=== Data for processing ===
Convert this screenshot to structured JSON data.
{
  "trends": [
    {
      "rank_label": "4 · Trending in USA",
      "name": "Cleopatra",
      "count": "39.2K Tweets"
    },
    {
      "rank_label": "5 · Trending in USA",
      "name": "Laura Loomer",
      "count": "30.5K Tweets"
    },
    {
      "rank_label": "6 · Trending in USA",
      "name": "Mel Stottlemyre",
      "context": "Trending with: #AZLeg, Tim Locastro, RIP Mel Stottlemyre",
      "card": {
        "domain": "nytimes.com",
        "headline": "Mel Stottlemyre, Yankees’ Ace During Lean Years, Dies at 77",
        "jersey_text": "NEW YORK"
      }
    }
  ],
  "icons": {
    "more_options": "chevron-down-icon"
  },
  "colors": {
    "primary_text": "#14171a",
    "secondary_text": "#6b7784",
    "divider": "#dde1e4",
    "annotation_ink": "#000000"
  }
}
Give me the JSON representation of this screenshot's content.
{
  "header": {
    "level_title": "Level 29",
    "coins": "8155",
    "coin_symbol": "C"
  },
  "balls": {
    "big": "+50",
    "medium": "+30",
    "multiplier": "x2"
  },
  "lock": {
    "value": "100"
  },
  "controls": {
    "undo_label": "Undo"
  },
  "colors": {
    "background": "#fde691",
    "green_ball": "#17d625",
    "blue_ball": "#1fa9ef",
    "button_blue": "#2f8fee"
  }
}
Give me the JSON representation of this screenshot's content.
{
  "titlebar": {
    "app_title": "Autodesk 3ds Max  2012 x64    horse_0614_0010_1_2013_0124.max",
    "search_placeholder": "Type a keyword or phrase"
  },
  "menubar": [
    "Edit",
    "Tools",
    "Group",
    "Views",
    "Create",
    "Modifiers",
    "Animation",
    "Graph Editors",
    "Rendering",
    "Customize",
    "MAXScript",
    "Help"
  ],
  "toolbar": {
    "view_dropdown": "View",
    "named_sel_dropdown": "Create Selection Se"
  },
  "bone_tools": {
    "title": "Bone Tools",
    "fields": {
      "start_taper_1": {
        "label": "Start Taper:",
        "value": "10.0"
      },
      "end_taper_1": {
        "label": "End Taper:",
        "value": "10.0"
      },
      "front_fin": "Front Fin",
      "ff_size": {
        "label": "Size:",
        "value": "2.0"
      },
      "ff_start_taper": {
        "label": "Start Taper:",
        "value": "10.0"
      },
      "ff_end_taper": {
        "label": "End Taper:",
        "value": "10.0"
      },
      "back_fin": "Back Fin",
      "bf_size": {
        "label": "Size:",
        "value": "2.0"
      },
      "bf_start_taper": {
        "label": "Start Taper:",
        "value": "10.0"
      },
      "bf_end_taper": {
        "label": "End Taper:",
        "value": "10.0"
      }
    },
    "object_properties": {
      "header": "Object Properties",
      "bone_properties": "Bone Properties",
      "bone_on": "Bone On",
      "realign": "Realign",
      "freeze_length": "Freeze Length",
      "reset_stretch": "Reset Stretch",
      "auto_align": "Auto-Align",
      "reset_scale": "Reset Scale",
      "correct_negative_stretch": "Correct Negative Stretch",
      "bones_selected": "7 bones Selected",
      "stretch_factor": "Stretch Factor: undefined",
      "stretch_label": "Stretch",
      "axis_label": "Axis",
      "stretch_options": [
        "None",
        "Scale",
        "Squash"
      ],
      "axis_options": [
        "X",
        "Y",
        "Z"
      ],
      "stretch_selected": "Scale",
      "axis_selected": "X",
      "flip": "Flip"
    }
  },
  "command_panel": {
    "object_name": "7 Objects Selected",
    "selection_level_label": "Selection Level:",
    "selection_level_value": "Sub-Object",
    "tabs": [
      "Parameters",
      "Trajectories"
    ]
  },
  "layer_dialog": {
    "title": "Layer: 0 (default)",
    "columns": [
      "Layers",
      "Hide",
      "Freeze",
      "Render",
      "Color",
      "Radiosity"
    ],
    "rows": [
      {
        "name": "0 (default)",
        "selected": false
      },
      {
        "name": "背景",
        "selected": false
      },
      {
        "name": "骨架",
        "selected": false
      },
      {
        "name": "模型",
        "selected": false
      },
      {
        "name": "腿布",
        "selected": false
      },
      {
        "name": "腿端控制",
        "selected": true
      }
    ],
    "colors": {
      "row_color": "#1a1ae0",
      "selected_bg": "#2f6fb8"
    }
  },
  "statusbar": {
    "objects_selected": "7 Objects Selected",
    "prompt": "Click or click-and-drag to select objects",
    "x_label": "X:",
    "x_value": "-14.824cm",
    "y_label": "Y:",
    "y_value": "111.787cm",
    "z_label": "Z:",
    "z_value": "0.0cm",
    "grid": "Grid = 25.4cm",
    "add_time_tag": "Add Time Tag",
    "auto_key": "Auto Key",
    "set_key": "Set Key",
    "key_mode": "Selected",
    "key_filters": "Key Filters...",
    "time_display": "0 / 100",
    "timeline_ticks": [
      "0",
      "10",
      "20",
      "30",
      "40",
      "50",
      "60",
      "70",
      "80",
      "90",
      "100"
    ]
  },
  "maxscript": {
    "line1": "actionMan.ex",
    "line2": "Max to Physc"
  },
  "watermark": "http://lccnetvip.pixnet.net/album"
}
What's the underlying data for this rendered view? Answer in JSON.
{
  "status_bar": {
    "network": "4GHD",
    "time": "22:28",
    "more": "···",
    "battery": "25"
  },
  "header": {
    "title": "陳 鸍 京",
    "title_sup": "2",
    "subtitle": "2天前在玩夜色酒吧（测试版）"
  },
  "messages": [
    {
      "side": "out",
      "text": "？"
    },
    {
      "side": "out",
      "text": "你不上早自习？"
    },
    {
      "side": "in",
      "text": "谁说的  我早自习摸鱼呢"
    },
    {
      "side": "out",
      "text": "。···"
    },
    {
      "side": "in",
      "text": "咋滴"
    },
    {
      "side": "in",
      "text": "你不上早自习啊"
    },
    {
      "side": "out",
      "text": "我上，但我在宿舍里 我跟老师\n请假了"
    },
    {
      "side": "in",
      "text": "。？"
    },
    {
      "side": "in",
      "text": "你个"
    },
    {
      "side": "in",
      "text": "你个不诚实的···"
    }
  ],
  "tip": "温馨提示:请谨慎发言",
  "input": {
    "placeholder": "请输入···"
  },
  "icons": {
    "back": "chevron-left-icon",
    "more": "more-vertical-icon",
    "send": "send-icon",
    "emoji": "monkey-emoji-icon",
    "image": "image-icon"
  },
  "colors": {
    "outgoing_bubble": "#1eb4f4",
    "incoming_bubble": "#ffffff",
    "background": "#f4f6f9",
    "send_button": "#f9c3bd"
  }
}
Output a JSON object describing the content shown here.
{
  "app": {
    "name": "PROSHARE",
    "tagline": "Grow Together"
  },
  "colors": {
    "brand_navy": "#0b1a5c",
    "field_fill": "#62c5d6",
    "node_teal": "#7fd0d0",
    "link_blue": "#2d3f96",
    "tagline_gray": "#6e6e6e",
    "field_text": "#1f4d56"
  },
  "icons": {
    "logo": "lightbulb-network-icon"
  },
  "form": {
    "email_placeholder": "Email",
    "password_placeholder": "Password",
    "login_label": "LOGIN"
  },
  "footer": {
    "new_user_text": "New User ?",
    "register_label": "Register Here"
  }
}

=== Aim ===
Extract every line that has the string "this" in it.

=== Result ===
Convert this screenshot to structured JSON data.
Give me the JSON representation of this screenshot's content.
Give me the JSON representation of this screenshot's content.
What's the underlying data for this rendered view? Answer in JSON.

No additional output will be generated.